### Exercise directions
Every entry should be repeated exactly. Omit the pictures.

****

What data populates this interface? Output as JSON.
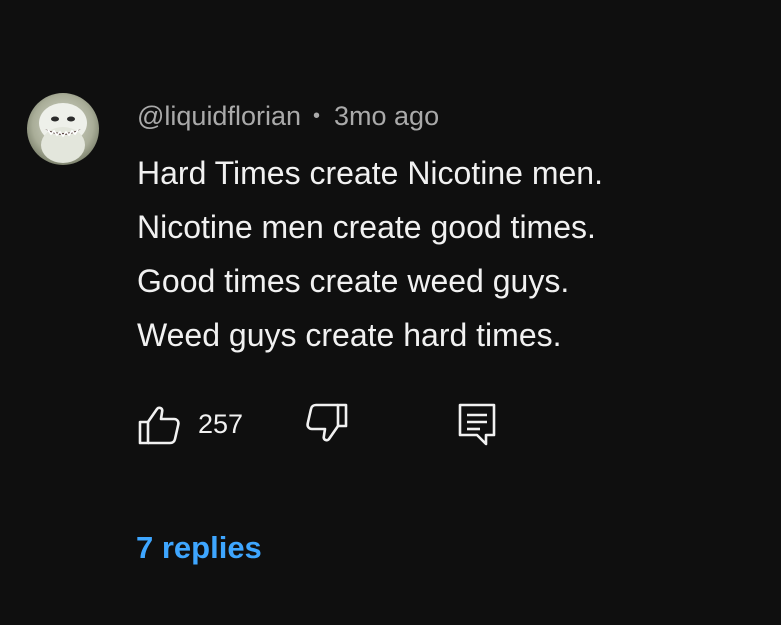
{
  "comment": {
    "author": "@liquidflorian",
    "separator": "•",
    "time": "3mo ago",
    "lines": [
      "Hard Times create Nicotine men.",
      "Nicotine men create good times.",
      "Good times create weed guys.",
      "Weed guys create hard times."
    ],
    "likes": "257",
    "replies_label": "7 replies"
  },
  "icons": {
    "avatar": "avatar-image",
    "like": "thumbs-up-icon",
    "dislike": "thumbs-down-icon",
    "reply": "comment-reply-icon"
  },
  "colors": {
    "background": "#0f0f0f",
    "text_primary": "#f1f1f1",
    "text_secondary": "#aaaaaa",
    "link": "#3ea6ff"
  }
}
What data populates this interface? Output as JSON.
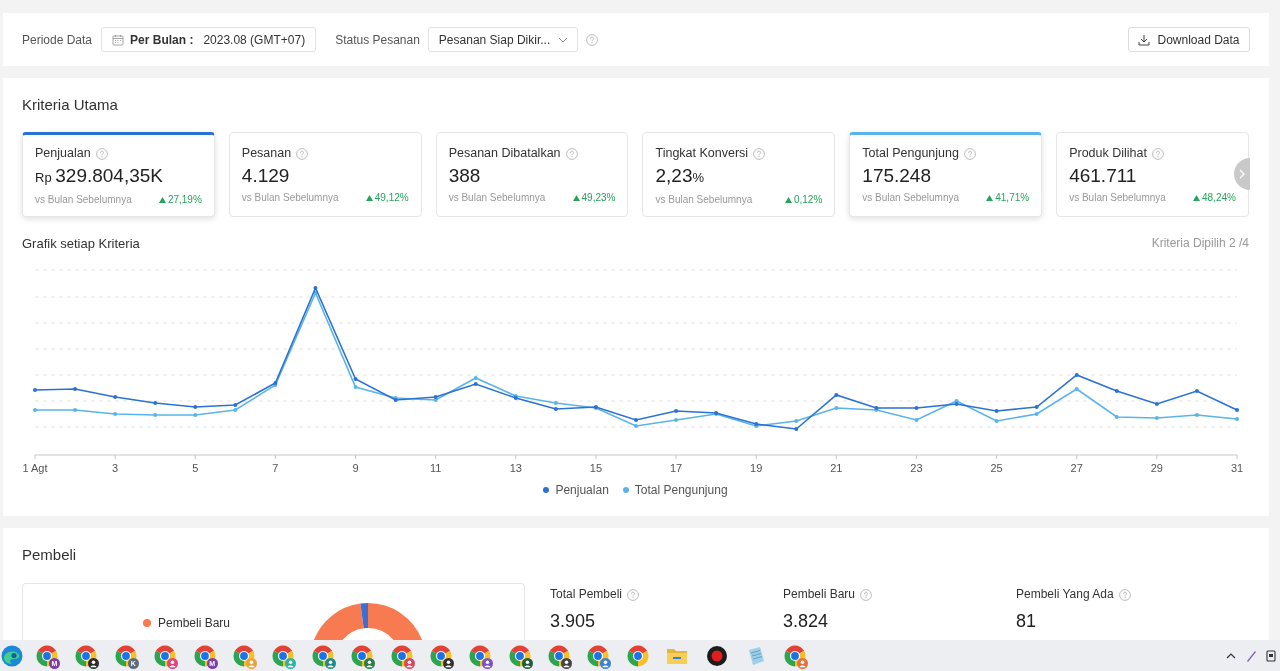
{
  "filter_bar": {
    "period_label": "Periode Data",
    "period_picker": {
      "prefix": "Per Bulan :",
      "value": "2023.08 (GMT+07)"
    },
    "status_label": "Status Pesanan",
    "status_select": {
      "value": "Pesanan Siap Dikir..."
    },
    "download_button": "Download Data"
  },
  "key_metrics": {
    "title": "Kriteria Utama",
    "cards": [
      {
        "label": "Penjualan",
        "prefix": "Rp",
        "value": "329.804,35K",
        "comparison": "vs Bulan Sebelumnya",
        "change": "27,19%",
        "selected": true,
        "color": "#2a72d4"
      },
      {
        "label": "Pesanan",
        "value": "4.129",
        "comparison": "vs Bulan Sebelumnya",
        "change": "49,12%",
        "selected": false
      },
      {
        "label": "Pesanan Dibatalkan",
        "value": "388",
        "comparison": "vs Bulan Sebelumnya",
        "change": "49,23%",
        "selected": false
      },
      {
        "label": "Tingkat Konversi",
        "value": "2,23",
        "suffix": "%",
        "comparison": "vs Bulan Sebelumnya",
        "change": "0,12%",
        "selected": false
      },
      {
        "label": "Total Pengunjung",
        "value": "175.248",
        "comparison": "vs Bulan Sebelumnya",
        "change": "41,71%",
        "selected": true,
        "color": "#5ab4ea"
      },
      {
        "label": "Produk Dilihat",
        "value": "461.711",
        "comparison": "vs Bulan Sebelumnya",
        "change": "48,24%",
        "selected": false
      }
    ]
  },
  "chart": {
    "title": "Grafik setiap Kriteria",
    "selection_info": "Kriteria Dipilih 2 /4",
    "x_labels": [
      "1 Agt",
      "3",
      "5",
      "7",
      "9",
      "11",
      "13",
      "15",
      "17",
      "19",
      "21",
      "23",
      "25",
      "27",
      "29",
      "31"
    ],
    "legend": [
      {
        "label": "Penjualan",
        "color": "#2a72d4"
      },
      {
        "label": "Total Pengunjung",
        "color": "#5ab4ea"
      }
    ]
  },
  "buyers": {
    "title": "Pembeli",
    "legend": [
      {
        "label": "Pembeli Baru",
        "color": "#f87a50"
      }
    ],
    "metrics": [
      {
        "label": "Total Pembeli",
        "value": "3.905"
      },
      {
        "label": "Pembeli Baru",
        "value": "3.824"
      },
      {
        "label": "Pembeli Yang Ada",
        "value": "81"
      }
    ]
  },
  "taskbar": {
    "apps": [
      {
        "kind": "edge"
      },
      {
        "kind": "browser",
        "badge": "M",
        "color": "#7b3fa6"
      },
      {
        "kind": "browser",
        "color": "#2d2d2d"
      },
      {
        "kind": "browser",
        "badge": "K",
        "color": "#5f6b7a"
      },
      {
        "kind": "browser",
        "color": "#e0457b"
      },
      {
        "kind": "browser",
        "badge": "M",
        "color": "#7b3fa6"
      },
      {
        "kind": "browser",
        "color": "#e8a33a"
      },
      {
        "kind": "browser",
        "color": "#2bb3a3"
      },
      {
        "kind": "browser",
        "color": "#1f8a8a"
      },
      {
        "kind": "browser",
        "color": "#2d7d46"
      },
      {
        "kind": "browser",
        "color": "#d9485f"
      },
      {
        "kind": "browser",
        "color": "#333333"
      },
      {
        "kind": "browser",
        "color": "#7b4fc9"
      },
      {
        "kind": "browser",
        "color": "#1d5e3a"
      },
      {
        "kind": "browser",
        "color": "#444444"
      },
      {
        "kind": "browser",
        "color": "#3b82d6"
      },
      {
        "kind": "browser"
      },
      {
        "kind": "folder"
      },
      {
        "kind": "recorder"
      },
      {
        "kind": "notepad"
      },
      {
        "kind": "browser",
        "color": "#e8703a"
      }
    ]
  }
}
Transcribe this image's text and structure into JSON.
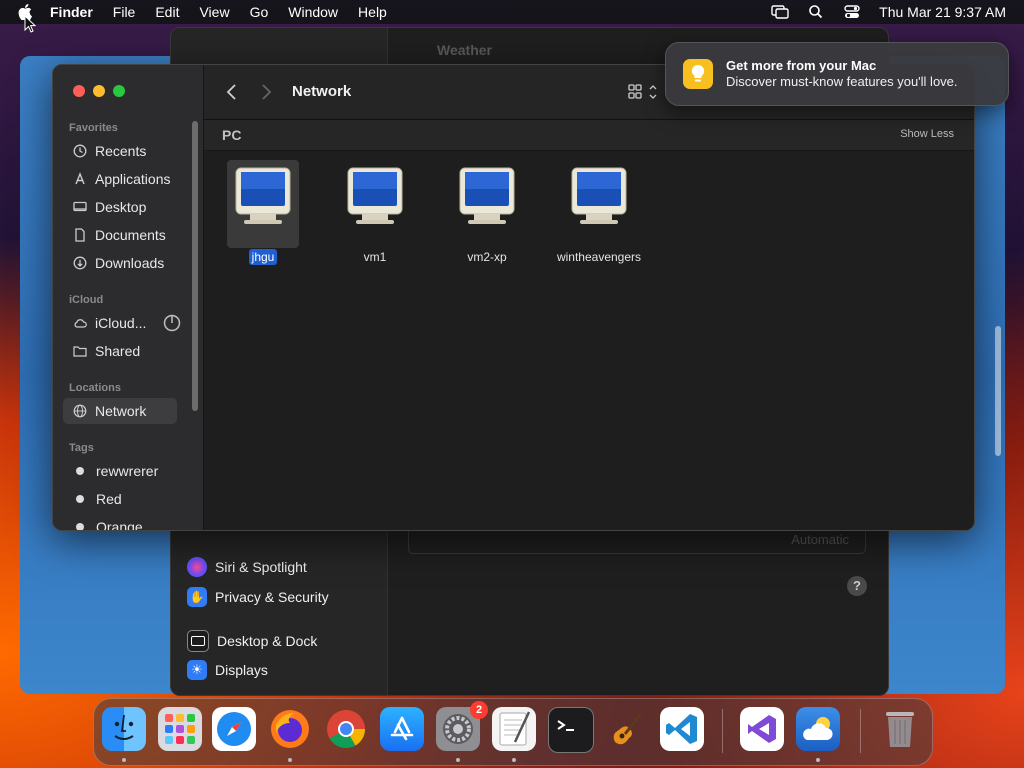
{
  "menubar": {
    "app": "Finder",
    "items": [
      "File",
      "Edit",
      "View",
      "Go",
      "Window",
      "Help"
    ],
    "clock": "Thu Mar 21  9:37 AM"
  },
  "settings_bg": {
    "title_hint": "Weather",
    "items": [
      "Siri & Spotlight",
      "Privacy & Security",
      "Desktop & Dock",
      "Displays"
    ],
    "popup_value": "Automatic",
    "help": "?"
  },
  "finder": {
    "title": "Network",
    "sidebar": {
      "favorites_label": "Favorites",
      "favorites": [
        "Recents",
        "Applications",
        "Desktop",
        "Documents",
        "Downloads"
      ],
      "icloud_label": "iCloud",
      "icloud": [
        "iCloud...",
        "Shared"
      ],
      "locations_label": "Locations",
      "locations": [
        "Network"
      ],
      "tags_label": "Tags",
      "tags": [
        "rewwrerer",
        "Red",
        "Orange"
      ]
    },
    "group": {
      "name": "PC",
      "toggle": "Show Less"
    },
    "hosts": [
      "jhgu",
      "vm1",
      "vm2-xp",
      "wintheavengers"
    ],
    "selected_host": "jhgu"
  },
  "notification": {
    "title": "Get more from your Mac",
    "body": "Discover must-know features you'll love."
  },
  "dock": {
    "apps": [
      "Finder",
      "Launchpad",
      "Safari",
      "Firefox",
      "Chrome",
      "App Store",
      "System Settings",
      "TextEdit",
      "Terminal",
      "GarageBand",
      "Visual Studio Code",
      "Visual Studio",
      "Weather",
      "Trash"
    ],
    "settings_badge": "2"
  },
  "colors": {
    "accent": "#1f5fd0",
    "close": "#ff5f57",
    "minimize": "#febc2e",
    "zoom": "#28c840",
    "tag_red": "#ff453a",
    "tag_orange": "#ff9f0a"
  }
}
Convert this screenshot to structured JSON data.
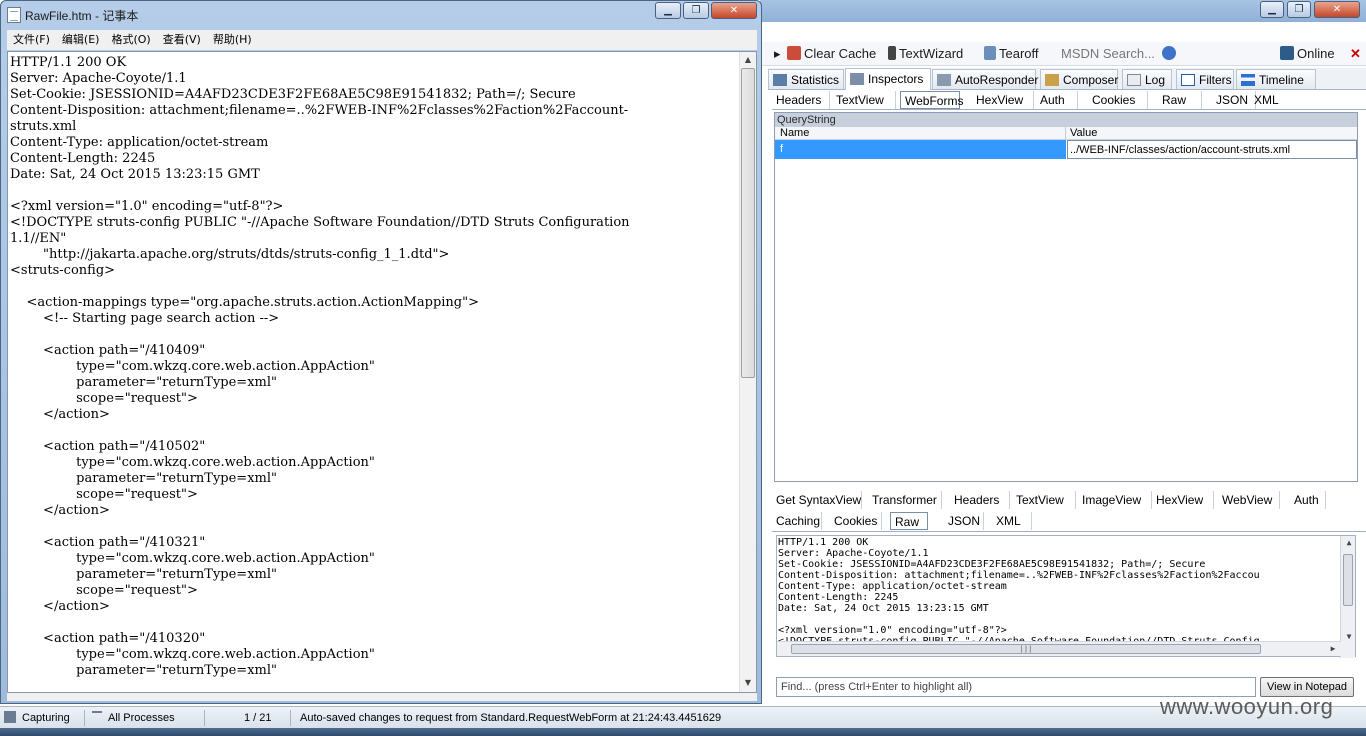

****

### Exercise response
What data populates this interface? Output as JSON.
{
  "comment": {
    "author": "@liquidflorian",
    "separator": "•",
    "time": "3mo ago",
    "lines": [
      "Hard Times create Nicotine men.",
      "Nicotine men create good times.",
      "Good times create weed guys.",
      "Weed guys create hard times."
    ],
    "likes": "257",
    "replies_label": "7 replies"
  },
  "icons": {
    "avatar": "avatar-image",
    "like": "thumbs-up-icon",
    "dislike": "thumbs-down-icon",
    "reply": "comment-reply-icon"
  },
  "colors": {
    "background": "#0f0f0f",
    "text_primary": "#f1f1f1",
    "text_secondary": "#aaaaaa",
    "link": "#3ea6ff"
  }
}
What data populates this interface? Output as JSON.
{
  "filter_bar": {
    "period_label": "Periode Data",
    "period_picker": {
      "prefix": "Per Bulan :",
      "value": "2023.08 (GMT+07)"
    },
    "status_label": "Status Pesanan",
    "status_select": {
      "value": "Pesanan Siap Dikir..."
    },
    "download_button": "Download Data"
  },
  "key_metrics": {
    "title": "Kriteria Utama",
    "cards": [
      {
        "label": "Penjualan",
        "prefix": "Rp",
        "value": "329.804,35K",
        "comparison": "vs Bulan Sebelumnya",
        "change": "27,19%",
        "selected": true,
        "color": "#2a72d4"
      },
      {
        "label": "Pesanan",
        "value": "4.129",
        "comparison": "vs Bulan Sebelumnya",
        "change": "49,12%",
        "selected": false
      },
      {
        "label": "Pesanan Dibatalkan",
        "value": "388",
        "comparison": "vs Bulan Sebelumnya",
        "change": "49,23%",
        "selected": false
      },
      {
        "label": "Tingkat Konversi",
        "value": "2,23",
        "suffix": "%",
        "comparison": "vs Bulan Sebelumnya",
        "change": "0,12%",
        "selected": false
      },
      {
        "label": "Total Pengunjung",
        "value": "175.248",
        "comparison": "vs Bulan Sebelumnya",
        "change": "41,71%",
        "selected": true,
        "color": "#5ab4ea"
      },
      {
        "label": "Produk Dilihat",
        "value": "461.711",
        "comparison": "vs Bulan Sebelumnya",
        "change": "48,24%",
        "selected": false
      }
    ]
  },
  "chart": {
    "title": "Grafik setiap Kriteria",
    "selection_info": "Kriteria Dipilih 2 /4",
    "x_labels": [
      "1 Agt",
      "3",
      "5",
      "7",
      "9",
      "11",
      "13",
      "15",
      "17",
      "19",
      "21",
      "23",
      "25",
      "27",
      "29",
      "31"
    ],
    "legend": [
      {
        "label": "Penjualan",
        "color": "#2a72d4"
      },
      {
        "label": "Total Pengunjung",
        "color": "#5ab4ea"
      }
    ]
  },
  "buyers": {
    "title": "Pembeli",
    "legend": [
      {
        "label": "Pembeli Baru",
        "color": "#f87a50"
      }
    ],
    "metrics": [
      {
        "label": "Total Pembeli",
        "value": "3.905"
      },
      {
        "label": "Pembeli Baru",
        "value": "3.824"
      },
      {
        "label": "Pembeli Yang Ada",
        "value": "81"
      }
    ]
  },
  "taskbar": {
    "apps": [
      {
        "kind": "edge"
      },
      {
        "kind": "browser",
        "badge": "M",
        "color": "#7b3fa6"
      },
      {
        "kind": "browser",
        "color": "#2d2d2d"
      },
      {
        "kind": "browser",
        "badge": "K",
        "color": "#5f6b7a"
      },
      {
        "kind": "browser",
        "color": "#e0457b"
      },
      {
        "kind": "browser",
        "badge": "M",
        "color": "#7b3fa6"
      },
      {
        "kind": "browser",
        "color": "#e8a33a"
      },
      {
        "kind": "browser",
        "color": "#2bb3a3"
      },
      {
        "kind": "browser",
        "color": "#1f8a8a"
      },
      {
        "kind": "browser",
        "color": "#2d7d46"
      },
      {
        "kind": "browser",
        "color": "#d9485f"
      },
      {
        "kind": "browser",
        "color": "#333333"
      },
      {
        "kind": "browser",
        "color": "#7b4fc9"
      },
      {
        "kind": "browser",
        "color": "#1d5e3a"
      },
      {
        "kind": "browser",
        "color": "#444444"
      },
      {
        "kind": "browser",
        "color": "#3b82d6"
      },
      {
        "kind": "browser"
      },
      {
        "kind": "folder"
      },
      {
        "kind": "recorder"
      },
      {
        "kind": "notepad"
      },
      {
        "kind": "browser",
        "color": "#e8703a"
      }
    ]
  }
}
Transcribe this image's text and structure into JSON.
{
  "menubar": {
    "app": "Finder",
    "items": [
      "File",
      "Edit",
      "View",
      "Go",
      "Window",
      "Help"
    ],
    "clock": "Thu Mar 21  9:37 AM"
  },
  "settings_bg": {
    "title_hint": "Weather",
    "items": [
      "Siri & Spotlight",
      "Privacy & Security",
      "Desktop & Dock",
      "Displays"
    ],
    "popup_value": "Automatic",
    "help": "?"
  },
  "finder": {
    "title": "Network",
    "sidebar": {
      "favorites_label": "Favorites",
      "favorites": [
        "Recents",
        "Applications",
        "Desktop",
        "Documents",
        "Downloads"
      ],
      "icloud_label": "iCloud",
      "icloud": [
        "iCloud...",
        "Shared"
      ],
      "locations_label": "Locations",
      "locations": [
        "Network"
      ],
      "tags_label": "Tags",
      "tags": [
        "rewwrerer",
        "Red",
        "Orange"
      ]
    },
    "group": {
      "name": "PC",
      "toggle": "Show Less"
    },
    "hosts": [
      "jhgu",
      "vm1",
      "vm2-xp",
      "wintheavengers"
    ],
    "selected_host": "jhgu"
  },
  "notification": {
    "title": "Get more from your Mac",
    "body": "Discover must-know features you'll love."
  },
  "dock": {
    "apps": [
      "Finder",
      "Launchpad",
      "Safari",
      "Firefox",
      "Chrome",
      "App Store",
      "System Settings",
      "TextEdit",
      "Terminal",
      "GarageBand",
      "Visual Studio Code",
      "Visual Studio",
      "Weather",
      "Trash"
    ],
    "settings_badge": "2"
  },
  "colors": {
    "accent": "#1f5fd0",
    "close": "#ff5f57",
    "minimize": "#febc2e",
    "zoom": "#28c840",
    "tag_red": "#ff453a",
    "tag_orange": "#ff9f0a"
  }
}
Convert this screenshot to structured JSON data.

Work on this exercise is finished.